** Start **

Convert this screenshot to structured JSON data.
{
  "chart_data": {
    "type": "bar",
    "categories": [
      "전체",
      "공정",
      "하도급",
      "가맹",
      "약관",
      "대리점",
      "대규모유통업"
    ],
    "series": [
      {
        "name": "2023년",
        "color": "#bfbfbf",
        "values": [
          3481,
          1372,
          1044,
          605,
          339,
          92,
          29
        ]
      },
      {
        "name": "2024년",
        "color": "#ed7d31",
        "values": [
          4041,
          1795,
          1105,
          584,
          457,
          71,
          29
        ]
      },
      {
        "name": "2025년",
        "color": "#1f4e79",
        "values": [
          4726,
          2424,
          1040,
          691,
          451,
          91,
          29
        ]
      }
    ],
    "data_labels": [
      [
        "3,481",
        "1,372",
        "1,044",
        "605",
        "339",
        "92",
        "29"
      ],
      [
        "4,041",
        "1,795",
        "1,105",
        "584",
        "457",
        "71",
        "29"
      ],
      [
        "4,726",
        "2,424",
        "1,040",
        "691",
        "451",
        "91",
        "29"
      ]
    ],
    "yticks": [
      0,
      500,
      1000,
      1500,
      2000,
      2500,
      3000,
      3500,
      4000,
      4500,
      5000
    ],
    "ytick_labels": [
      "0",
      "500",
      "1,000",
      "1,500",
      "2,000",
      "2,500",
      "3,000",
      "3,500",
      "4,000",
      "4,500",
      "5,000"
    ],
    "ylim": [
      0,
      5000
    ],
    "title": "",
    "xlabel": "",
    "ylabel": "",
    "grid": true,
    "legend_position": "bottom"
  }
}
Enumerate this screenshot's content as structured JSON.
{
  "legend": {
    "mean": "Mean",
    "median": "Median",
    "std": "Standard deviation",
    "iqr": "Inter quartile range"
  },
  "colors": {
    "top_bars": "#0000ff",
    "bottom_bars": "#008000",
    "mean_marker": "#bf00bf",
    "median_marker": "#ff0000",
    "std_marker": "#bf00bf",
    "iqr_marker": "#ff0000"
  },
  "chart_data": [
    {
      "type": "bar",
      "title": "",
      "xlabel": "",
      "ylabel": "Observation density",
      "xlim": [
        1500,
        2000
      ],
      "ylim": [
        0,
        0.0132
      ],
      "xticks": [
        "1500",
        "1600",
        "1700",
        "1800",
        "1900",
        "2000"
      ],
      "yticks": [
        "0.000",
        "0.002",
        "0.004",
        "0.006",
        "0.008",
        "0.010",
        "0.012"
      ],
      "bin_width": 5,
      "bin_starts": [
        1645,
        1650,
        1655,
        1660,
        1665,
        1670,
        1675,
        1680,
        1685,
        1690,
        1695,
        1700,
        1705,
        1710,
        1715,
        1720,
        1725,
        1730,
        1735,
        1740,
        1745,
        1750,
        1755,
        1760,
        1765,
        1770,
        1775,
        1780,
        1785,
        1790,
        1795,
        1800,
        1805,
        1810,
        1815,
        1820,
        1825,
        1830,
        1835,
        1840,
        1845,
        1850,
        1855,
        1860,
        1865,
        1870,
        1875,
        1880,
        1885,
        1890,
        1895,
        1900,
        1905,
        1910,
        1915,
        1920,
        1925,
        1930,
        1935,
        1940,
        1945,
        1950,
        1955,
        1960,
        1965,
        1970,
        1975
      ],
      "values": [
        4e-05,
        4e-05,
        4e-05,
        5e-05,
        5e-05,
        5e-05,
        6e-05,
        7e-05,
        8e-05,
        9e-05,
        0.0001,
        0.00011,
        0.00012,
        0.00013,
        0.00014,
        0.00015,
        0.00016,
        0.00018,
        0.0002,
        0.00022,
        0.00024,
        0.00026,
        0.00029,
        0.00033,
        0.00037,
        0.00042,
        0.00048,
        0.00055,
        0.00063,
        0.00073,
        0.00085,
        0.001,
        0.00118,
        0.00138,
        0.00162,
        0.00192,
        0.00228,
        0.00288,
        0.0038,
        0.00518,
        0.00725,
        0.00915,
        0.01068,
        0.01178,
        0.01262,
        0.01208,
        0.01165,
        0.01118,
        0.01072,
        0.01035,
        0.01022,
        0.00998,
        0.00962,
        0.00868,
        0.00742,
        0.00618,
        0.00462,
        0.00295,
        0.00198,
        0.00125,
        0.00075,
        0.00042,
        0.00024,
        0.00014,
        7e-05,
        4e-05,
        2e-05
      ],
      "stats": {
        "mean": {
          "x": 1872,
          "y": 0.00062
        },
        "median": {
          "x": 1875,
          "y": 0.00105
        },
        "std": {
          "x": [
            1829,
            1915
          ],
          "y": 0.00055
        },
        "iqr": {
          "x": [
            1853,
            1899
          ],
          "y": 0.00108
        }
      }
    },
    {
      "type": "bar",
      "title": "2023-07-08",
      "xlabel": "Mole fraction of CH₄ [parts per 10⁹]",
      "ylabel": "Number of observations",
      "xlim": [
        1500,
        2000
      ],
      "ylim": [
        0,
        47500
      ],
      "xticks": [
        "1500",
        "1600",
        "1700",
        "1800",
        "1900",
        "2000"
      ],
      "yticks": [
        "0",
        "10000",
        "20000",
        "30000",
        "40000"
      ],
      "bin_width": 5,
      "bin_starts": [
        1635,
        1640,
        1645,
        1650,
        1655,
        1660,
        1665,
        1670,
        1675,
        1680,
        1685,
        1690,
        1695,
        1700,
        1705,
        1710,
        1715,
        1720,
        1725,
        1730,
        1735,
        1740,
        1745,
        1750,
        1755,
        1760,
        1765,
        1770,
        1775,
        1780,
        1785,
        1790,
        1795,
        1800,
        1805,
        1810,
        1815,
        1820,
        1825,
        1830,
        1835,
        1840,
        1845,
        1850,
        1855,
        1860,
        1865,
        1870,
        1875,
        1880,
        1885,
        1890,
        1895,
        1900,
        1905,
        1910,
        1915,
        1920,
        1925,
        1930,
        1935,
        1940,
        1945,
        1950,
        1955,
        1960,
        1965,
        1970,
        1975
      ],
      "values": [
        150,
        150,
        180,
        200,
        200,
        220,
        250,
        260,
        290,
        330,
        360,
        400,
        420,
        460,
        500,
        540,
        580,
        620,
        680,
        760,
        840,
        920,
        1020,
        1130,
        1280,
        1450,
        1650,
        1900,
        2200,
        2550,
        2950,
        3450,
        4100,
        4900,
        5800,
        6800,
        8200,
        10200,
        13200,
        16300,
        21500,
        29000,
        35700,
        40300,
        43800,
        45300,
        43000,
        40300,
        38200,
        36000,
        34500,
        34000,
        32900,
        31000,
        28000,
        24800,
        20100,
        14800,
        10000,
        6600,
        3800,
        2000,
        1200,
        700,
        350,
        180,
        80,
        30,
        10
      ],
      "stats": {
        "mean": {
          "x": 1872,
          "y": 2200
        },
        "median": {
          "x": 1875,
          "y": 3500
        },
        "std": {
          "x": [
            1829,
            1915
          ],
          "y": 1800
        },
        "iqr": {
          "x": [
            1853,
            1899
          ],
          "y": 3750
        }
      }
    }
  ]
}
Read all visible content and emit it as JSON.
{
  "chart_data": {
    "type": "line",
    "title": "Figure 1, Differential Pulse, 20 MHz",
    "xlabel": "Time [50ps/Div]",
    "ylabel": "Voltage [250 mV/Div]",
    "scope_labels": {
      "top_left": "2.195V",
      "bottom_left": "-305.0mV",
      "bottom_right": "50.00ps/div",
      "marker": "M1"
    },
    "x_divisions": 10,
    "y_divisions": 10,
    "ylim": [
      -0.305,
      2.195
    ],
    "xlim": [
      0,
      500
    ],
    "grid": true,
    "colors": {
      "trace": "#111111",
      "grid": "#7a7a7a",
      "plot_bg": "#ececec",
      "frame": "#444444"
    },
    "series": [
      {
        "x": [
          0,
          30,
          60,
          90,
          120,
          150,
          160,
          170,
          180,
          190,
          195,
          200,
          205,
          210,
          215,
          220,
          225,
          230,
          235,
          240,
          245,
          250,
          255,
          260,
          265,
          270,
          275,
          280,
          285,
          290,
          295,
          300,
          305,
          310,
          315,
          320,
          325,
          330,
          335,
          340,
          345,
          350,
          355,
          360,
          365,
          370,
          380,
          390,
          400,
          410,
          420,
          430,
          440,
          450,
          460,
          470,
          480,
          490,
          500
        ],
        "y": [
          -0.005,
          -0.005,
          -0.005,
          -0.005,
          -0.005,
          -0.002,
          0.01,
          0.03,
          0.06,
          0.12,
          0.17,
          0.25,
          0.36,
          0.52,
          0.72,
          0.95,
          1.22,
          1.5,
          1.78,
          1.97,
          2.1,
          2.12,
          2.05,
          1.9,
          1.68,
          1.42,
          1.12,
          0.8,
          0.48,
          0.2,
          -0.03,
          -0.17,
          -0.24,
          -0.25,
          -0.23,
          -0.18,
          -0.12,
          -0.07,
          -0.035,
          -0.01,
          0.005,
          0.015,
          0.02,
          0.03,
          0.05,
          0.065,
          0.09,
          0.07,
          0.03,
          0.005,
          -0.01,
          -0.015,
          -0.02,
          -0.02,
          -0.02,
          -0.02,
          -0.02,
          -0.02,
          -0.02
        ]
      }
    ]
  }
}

** End **

• TASK PROMPT: In the entries above, find lines with "structured" and copy each.

• SOLUTION FOR THIS EXERCISE:
Convert this screenshot to structured JSON data.
Enumerate this screenshot's content as structured JSON.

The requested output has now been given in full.